*Exercise requirements*.
Pick out each line below containing "name".

========================================

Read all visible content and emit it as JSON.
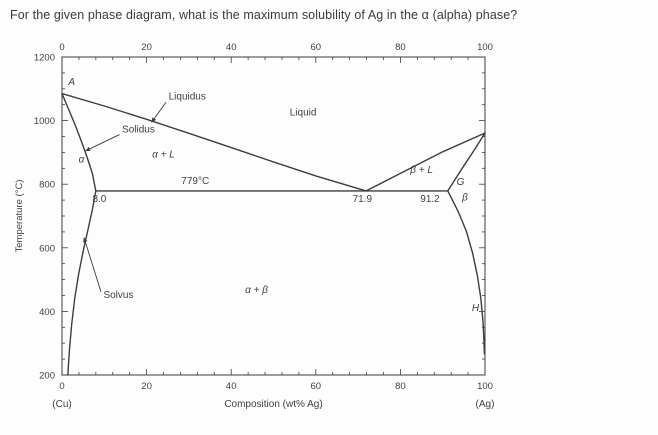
{
  "question": "For the given phase diagram, what is the maximum solubility of Ag  in the α (alpha) phase?",
  "chart_data": {
    "type": "line",
    "xlabel": "Composition (wt% Ag)",
    "ylabel": "Temperature (°C)",
    "x_left_label": "(Cu)",
    "x_right_label": "(Ag)",
    "xlim": [
      0,
      100
    ],
    "ylim": [
      200,
      1200
    ],
    "x_ticks": [
      0,
      20,
      40,
      60,
      80,
      100
    ],
    "y_ticks": [
      200,
      400,
      600,
      800,
      1000,
      1200
    ],
    "x_minor_step": 4,
    "y_minor_step": 50,
    "line_color": "#3d3d3d",
    "text_color": "#3f3f3f",
    "series": [
      {
        "name": "liquidus-left",
        "points": [
          [
            0,
            1085
          ],
          [
            10,
            1046
          ],
          [
            20,
            1004
          ],
          [
            30,
            960
          ],
          [
            40,
            915
          ],
          [
            50,
            870
          ],
          [
            60,
            826
          ],
          [
            71.9,
            779
          ]
        ]
      },
      {
        "name": "liquidus-right",
        "points": [
          [
            71.9,
            779
          ],
          [
            80,
            834
          ],
          [
            90,
            902
          ],
          [
            100,
            961
          ]
        ]
      },
      {
        "name": "solidus-left",
        "points": [
          [
            0,
            1085
          ],
          [
            1.5,
            1038
          ],
          [
            3,
            990
          ],
          [
            4.5,
            938
          ],
          [
            6,
            882
          ],
          [
            7.2,
            832
          ],
          [
            8,
            779
          ]
        ]
      },
      {
        "name": "solidus-right",
        "points": [
          [
            100,
            961
          ],
          [
            97.5,
            908
          ],
          [
            95,
            858
          ],
          [
            92.8,
            812
          ],
          [
            91.2,
            779
          ]
        ]
      },
      {
        "name": "solvus-left",
        "points": [
          [
            8,
            779
          ],
          [
            7.2,
            722
          ],
          [
            6.2,
            660
          ],
          [
            5,
            590
          ],
          [
            3.9,
            515
          ],
          [
            3,
            440
          ],
          [
            2.3,
            360
          ],
          [
            1.8,
            285
          ],
          [
            1.5,
            225
          ],
          [
            1.4,
            200
          ]
        ]
      },
      {
        "name": "solvus-right",
        "points": [
          [
            91.2,
            779
          ],
          [
            93.6,
            716
          ],
          [
            95.6,
            652
          ],
          [
            97.1,
            582
          ],
          [
            98.2,
            512
          ],
          [
            99,
            442
          ],
          [
            99.5,
            372
          ],
          [
            99.75,
            312
          ],
          [
            99.85,
            266
          ]
        ]
      },
      {
        "name": "eutectic-isotherm",
        "points": [
          [
            8,
            779
          ],
          [
            91.2,
            779
          ]
        ]
      }
    ],
    "annotations": [
      {
        "text": "A",
        "x": 2.3,
        "y": 1112,
        "italic": true,
        "anchor": "middle"
      },
      {
        "text": "Liquidus",
        "x": 25.2,
        "y": 1066,
        "anchor": "start",
        "leader": [
          [
            24.6,
            1058
          ],
          [
            21.2,
            995
          ]
        ],
        "arrow": true
      },
      {
        "text": "Liquid",
        "x": 57,
        "y": 1016,
        "anchor": "middle"
      },
      {
        "text": "Solidus",
        "x": 14.2,
        "y": 962,
        "anchor": "start",
        "leader": [
          [
            13.6,
            956
          ],
          [
            5.6,
            905
          ]
        ],
        "arrow": true
      },
      {
        "text": "α + L",
        "x": 24,
        "y": 884,
        "anchor": "middle",
        "italic": true
      },
      {
        "text": "779°C",
        "x": 31.5,
        "y": 800,
        "anchor": "middle"
      },
      {
        "text": "α",
        "x": 4.6,
        "y": 868,
        "anchor": "middle",
        "italic": true
      },
      {
        "text": "8.0",
        "x": 7.2,
        "y": 744,
        "anchor": "start"
      },
      {
        "text": "71.9",
        "x": 71,
        "y": 744,
        "anchor": "middle"
      },
      {
        "text": "91.2",
        "x": 87,
        "y": 744,
        "anchor": "middle"
      },
      {
        "text": "β + L",
        "x": 85,
        "y": 836,
        "anchor": "middle",
        "italic": true
      },
      {
        "text": "G",
        "x": 93.3,
        "y": 798,
        "anchor": "start",
        "italic": true
      },
      {
        "text": "β",
        "x": 94.6,
        "y": 748,
        "anchor": "start",
        "italic": true
      },
      {
        "text": "Solvus",
        "x": 9.8,
        "y": 442,
        "anchor": "start",
        "leader": [
          [
            9.2,
            462
          ],
          [
            5.2,
            632
          ]
        ],
        "arrow": true
      },
      {
        "text": "α + β",
        "x": 46,
        "y": 458,
        "anchor": "middle",
        "italic": true
      },
      {
        "text": "H",
        "x": 98.6,
        "y": 402,
        "anchor": "end",
        "italic": true
      }
    ]
  }
}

========================================

*Solution for this exercise*.
        "name": "liquidus-left",
        "name": "liquidus-right",
        "name": "solidus-left",
        "name": "solidus-right",
        "name": "solvus-left",
        "name": "solvus-right",
        "name": "eutectic-isotherm",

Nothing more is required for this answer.